(Saved entries)
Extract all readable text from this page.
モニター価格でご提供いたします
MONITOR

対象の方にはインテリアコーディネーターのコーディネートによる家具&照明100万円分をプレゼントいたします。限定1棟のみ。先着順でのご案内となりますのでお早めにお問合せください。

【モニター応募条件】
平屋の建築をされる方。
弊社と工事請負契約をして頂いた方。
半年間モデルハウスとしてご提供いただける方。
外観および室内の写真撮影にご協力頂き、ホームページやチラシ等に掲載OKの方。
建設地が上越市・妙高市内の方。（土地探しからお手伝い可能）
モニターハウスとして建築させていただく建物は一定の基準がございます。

• _WHAT YOU WILL DO_
Your task is to quote all of the data word for word.

• _RESULT FOR THIS TASK_
Extract all readable text from this page.
モニター価格でご提供いたします
MONITOR

対象の方にはインテリアコーディネーターのコーディネートによる家具&照明100万円分をプレゼントいたします。限定1棟のみ。先着順でのご案内となりますのでお早めにお問合せください。

【モニター応募条件】
平屋の建築をされる方。
弊社と工事請負契約をして頂いた方。
半年間モデルハウスとしてご提供いただける方。
外観および室内の写真撮影にご協力頂き、ホームページやチラシ等に掲載OKの方。
建設地が上越市・妙高市内の方。（土地探しからお手伝い可能）
モニターハウスとして建築させていただく建物は一定の基準がございます。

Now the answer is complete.